- _THE INPUT_

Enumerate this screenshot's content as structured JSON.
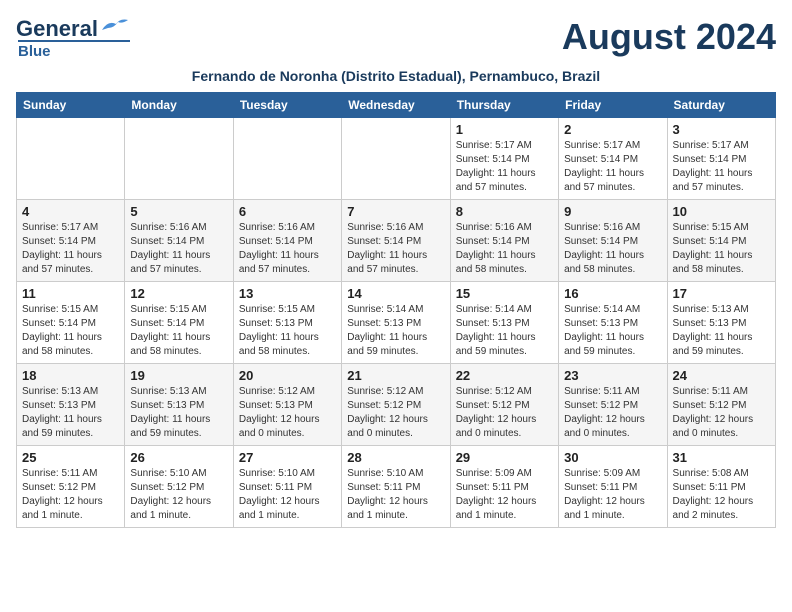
{
  "header": {
    "logo_general": "General",
    "logo_blue": "Blue",
    "month_title": "August 2024",
    "location": "Fernando de Noronha (Distrito Estadual), Pernambuco, Brazil"
  },
  "weekdays": [
    "Sunday",
    "Monday",
    "Tuesday",
    "Wednesday",
    "Thursday",
    "Friday",
    "Saturday"
  ],
  "weeks": [
    [
      {
        "day": "",
        "info": ""
      },
      {
        "day": "",
        "info": ""
      },
      {
        "day": "",
        "info": ""
      },
      {
        "day": "",
        "info": ""
      },
      {
        "day": "1",
        "info": "Sunrise: 5:17 AM\nSunset: 5:14 PM\nDaylight: 11 hours\nand 57 minutes."
      },
      {
        "day": "2",
        "info": "Sunrise: 5:17 AM\nSunset: 5:14 PM\nDaylight: 11 hours\nand 57 minutes."
      },
      {
        "day": "3",
        "info": "Sunrise: 5:17 AM\nSunset: 5:14 PM\nDaylight: 11 hours\nand 57 minutes."
      }
    ],
    [
      {
        "day": "4",
        "info": "Sunrise: 5:17 AM\nSunset: 5:14 PM\nDaylight: 11 hours\nand 57 minutes."
      },
      {
        "day": "5",
        "info": "Sunrise: 5:16 AM\nSunset: 5:14 PM\nDaylight: 11 hours\nand 57 minutes."
      },
      {
        "day": "6",
        "info": "Sunrise: 5:16 AM\nSunset: 5:14 PM\nDaylight: 11 hours\nand 57 minutes."
      },
      {
        "day": "7",
        "info": "Sunrise: 5:16 AM\nSunset: 5:14 PM\nDaylight: 11 hours\nand 57 minutes."
      },
      {
        "day": "8",
        "info": "Sunrise: 5:16 AM\nSunset: 5:14 PM\nDaylight: 11 hours\nand 58 minutes."
      },
      {
        "day": "9",
        "info": "Sunrise: 5:16 AM\nSunset: 5:14 PM\nDaylight: 11 hours\nand 58 minutes."
      },
      {
        "day": "10",
        "info": "Sunrise: 5:15 AM\nSunset: 5:14 PM\nDaylight: 11 hours\nand 58 minutes."
      }
    ],
    [
      {
        "day": "11",
        "info": "Sunrise: 5:15 AM\nSunset: 5:14 PM\nDaylight: 11 hours\nand 58 minutes."
      },
      {
        "day": "12",
        "info": "Sunrise: 5:15 AM\nSunset: 5:14 PM\nDaylight: 11 hours\nand 58 minutes."
      },
      {
        "day": "13",
        "info": "Sunrise: 5:15 AM\nSunset: 5:13 PM\nDaylight: 11 hours\nand 58 minutes."
      },
      {
        "day": "14",
        "info": "Sunrise: 5:14 AM\nSunset: 5:13 PM\nDaylight: 11 hours\nand 59 minutes."
      },
      {
        "day": "15",
        "info": "Sunrise: 5:14 AM\nSunset: 5:13 PM\nDaylight: 11 hours\nand 59 minutes."
      },
      {
        "day": "16",
        "info": "Sunrise: 5:14 AM\nSunset: 5:13 PM\nDaylight: 11 hours\nand 59 minutes."
      },
      {
        "day": "17",
        "info": "Sunrise: 5:13 AM\nSunset: 5:13 PM\nDaylight: 11 hours\nand 59 minutes."
      }
    ],
    [
      {
        "day": "18",
        "info": "Sunrise: 5:13 AM\nSunset: 5:13 PM\nDaylight: 11 hours\nand 59 minutes."
      },
      {
        "day": "19",
        "info": "Sunrise: 5:13 AM\nSunset: 5:13 PM\nDaylight: 11 hours\nand 59 minutes."
      },
      {
        "day": "20",
        "info": "Sunrise: 5:12 AM\nSunset: 5:13 PM\nDaylight: 12 hours\nand 0 minutes."
      },
      {
        "day": "21",
        "info": "Sunrise: 5:12 AM\nSunset: 5:12 PM\nDaylight: 12 hours\nand 0 minutes."
      },
      {
        "day": "22",
        "info": "Sunrise: 5:12 AM\nSunset: 5:12 PM\nDaylight: 12 hours\nand 0 minutes."
      },
      {
        "day": "23",
        "info": "Sunrise: 5:11 AM\nSunset: 5:12 PM\nDaylight: 12 hours\nand 0 minutes."
      },
      {
        "day": "24",
        "info": "Sunrise: 5:11 AM\nSunset: 5:12 PM\nDaylight: 12 hours\nand 0 minutes."
      }
    ],
    [
      {
        "day": "25",
        "info": "Sunrise: 5:11 AM\nSunset: 5:12 PM\nDaylight: 12 hours\nand 1 minute."
      },
      {
        "day": "26",
        "info": "Sunrise: 5:10 AM\nSunset: 5:12 PM\nDaylight: 12 hours\nand 1 minute."
      },
      {
        "day": "27",
        "info": "Sunrise: 5:10 AM\nSunset: 5:11 PM\nDaylight: 12 hours\nand 1 minute."
      },
      {
        "day": "28",
        "info": "Sunrise: 5:10 AM\nSunset: 5:11 PM\nDaylight: 12 hours\nand 1 minute."
      },
      {
        "day": "29",
        "info": "Sunrise: 5:09 AM\nSunset: 5:11 PM\nDaylight: 12 hours\nand 1 minute."
      },
      {
        "day": "30",
        "info": "Sunrise: 5:09 AM\nSunset: 5:11 PM\nDaylight: 12 hours\nand 1 minute."
      },
      {
        "day": "31",
        "info": "Sunrise: 5:08 AM\nSunset: 5:11 PM\nDaylight: 12 hours\nand 2 minutes."
      }
    ]
  ]
}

- _DIRECTIVE_
Copy all the records above exactly, but leave out the pictures.

- _WRITTEN SOLUTION_
Enumerate this screenshot's content as structured JSON.
{
  "header": {
    "logo_general": "General",
    "logo_blue": "Blue",
    "month_title": "August 2024",
    "location": "Fernando de Noronha (Distrito Estadual), Pernambuco, Brazil"
  },
  "weekdays": [
    "Sunday",
    "Monday",
    "Tuesday",
    "Wednesday",
    "Thursday",
    "Friday",
    "Saturday"
  ],
  "weeks": [
    [
      {
        "day": "",
        "info": ""
      },
      {
        "day": "",
        "info": ""
      },
      {
        "day": "",
        "info": ""
      },
      {
        "day": "",
        "info": ""
      },
      {
        "day": "1",
        "info": "Sunrise: 5:17 AM\nSunset: 5:14 PM\nDaylight: 11 hours\nand 57 minutes."
      },
      {
        "day": "2",
        "info": "Sunrise: 5:17 AM\nSunset: 5:14 PM\nDaylight: 11 hours\nand 57 minutes."
      },
      {
        "day": "3",
        "info": "Sunrise: 5:17 AM\nSunset: 5:14 PM\nDaylight: 11 hours\nand 57 minutes."
      }
    ],
    [
      {
        "day": "4",
        "info": "Sunrise: 5:17 AM\nSunset: 5:14 PM\nDaylight: 11 hours\nand 57 minutes."
      },
      {
        "day": "5",
        "info": "Sunrise: 5:16 AM\nSunset: 5:14 PM\nDaylight: 11 hours\nand 57 minutes."
      },
      {
        "day": "6",
        "info": "Sunrise: 5:16 AM\nSunset: 5:14 PM\nDaylight: 11 hours\nand 57 minutes."
      },
      {
        "day": "7",
        "info": "Sunrise: 5:16 AM\nSunset: 5:14 PM\nDaylight: 11 hours\nand 57 minutes."
      },
      {
        "day": "8",
        "info": "Sunrise: 5:16 AM\nSunset: 5:14 PM\nDaylight: 11 hours\nand 58 minutes."
      },
      {
        "day": "9",
        "info": "Sunrise: 5:16 AM\nSunset: 5:14 PM\nDaylight: 11 hours\nand 58 minutes."
      },
      {
        "day": "10",
        "info": "Sunrise: 5:15 AM\nSunset: 5:14 PM\nDaylight: 11 hours\nand 58 minutes."
      }
    ],
    [
      {
        "day": "11",
        "info": "Sunrise: 5:15 AM\nSunset: 5:14 PM\nDaylight: 11 hours\nand 58 minutes."
      },
      {
        "day": "12",
        "info": "Sunrise: 5:15 AM\nSunset: 5:14 PM\nDaylight: 11 hours\nand 58 minutes."
      },
      {
        "day": "13",
        "info": "Sunrise: 5:15 AM\nSunset: 5:13 PM\nDaylight: 11 hours\nand 58 minutes."
      },
      {
        "day": "14",
        "info": "Sunrise: 5:14 AM\nSunset: 5:13 PM\nDaylight: 11 hours\nand 59 minutes."
      },
      {
        "day": "15",
        "info": "Sunrise: 5:14 AM\nSunset: 5:13 PM\nDaylight: 11 hours\nand 59 minutes."
      },
      {
        "day": "16",
        "info": "Sunrise: 5:14 AM\nSunset: 5:13 PM\nDaylight: 11 hours\nand 59 minutes."
      },
      {
        "day": "17",
        "info": "Sunrise: 5:13 AM\nSunset: 5:13 PM\nDaylight: 11 hours\nand 59 minutes."
      }
    ],
    [
      {
        "day": "18",
        "info": "Sunrise: 5:13 AM\nSunset: 5:13 PM\nDaylight: 11 hours\nand 59 minutes."
      },
      {
        "day": "19",
        "info": "Sunrise: 5:13 AM\nSunset: 5:13 PM\nDaylight: 11 hours\nand 59 minutes."
      },
      {
        "day": "20",
        "info": "Sunrise: 5:12 AM\nSunset: 5:13 PM\nDaylight: 12 hours\nand 0 minutes."
      },
      {
        "day": "21",
        "info": "Sunrise: 5:12 AM\nSunset: 5:12 PM\nDaylight: 12 hours\nand 0 minutes."
      },
      {
        "day": "22",
        "info": "Sunrise: 5:12 AM\nSunset: 5:12 PM\nDaylight: 12 hours\nand 0 minutes."
      },
      {
        "day": "23",
        "info": "Sunrise: 5:11 AM\nSunset: 5:12 PM\nDaylight: 12 hours\nand 0 minutes."
      },
      {
        "day": "24",
        "info": "Sunrise: 5:11 AM\nSunset: 5:12 PM\nDaylight: 12 hours\nand 0 minutes."
      }
    ],
    [
      {
        "day": "25",
        "info": "Sunrise: 5:11 AM\nSunset: 5:12 PM\nDaylight: 12 hours\nand 1 minute."
      },
      {
        "day": "26",
        "info": "Sunrise: 5:10 AM\nSunset: 5:12 PM\nDaylight: 12 hours\nand 1 minute."
      },
      {
        "day": "27",
        "info": "Sunrise: 5:10 AM\nSunset: 5:11 PM\nDaylight: 12 hours\nand 1 minute."
      },
      {
        "day": "28",
        "info": "Sunrise: 5:10 AM\nSunset: 5:11 PM\nDaylight: 12 hours\nand 1 minute."
      },
      {
        "day": "29",
        "info": "Sunrise: 5:09 AM\nSunset: 5:11 PM\nDaylight: 12 hours\nand 1 minute."
      },
      {
        "day": "30",
        "info": "Sunrise: 5:09 AM\nSunset: 5:11 PM\nDaylight: 12 hours\nand 1 minute."
      },
      {
        "day": "31",
        "info": "Sunrise: 5:08 AM\nSunset: 5:11 PM\nDaylight: 12 hours\nand 2 minutes."
      }
    ]
  ]
}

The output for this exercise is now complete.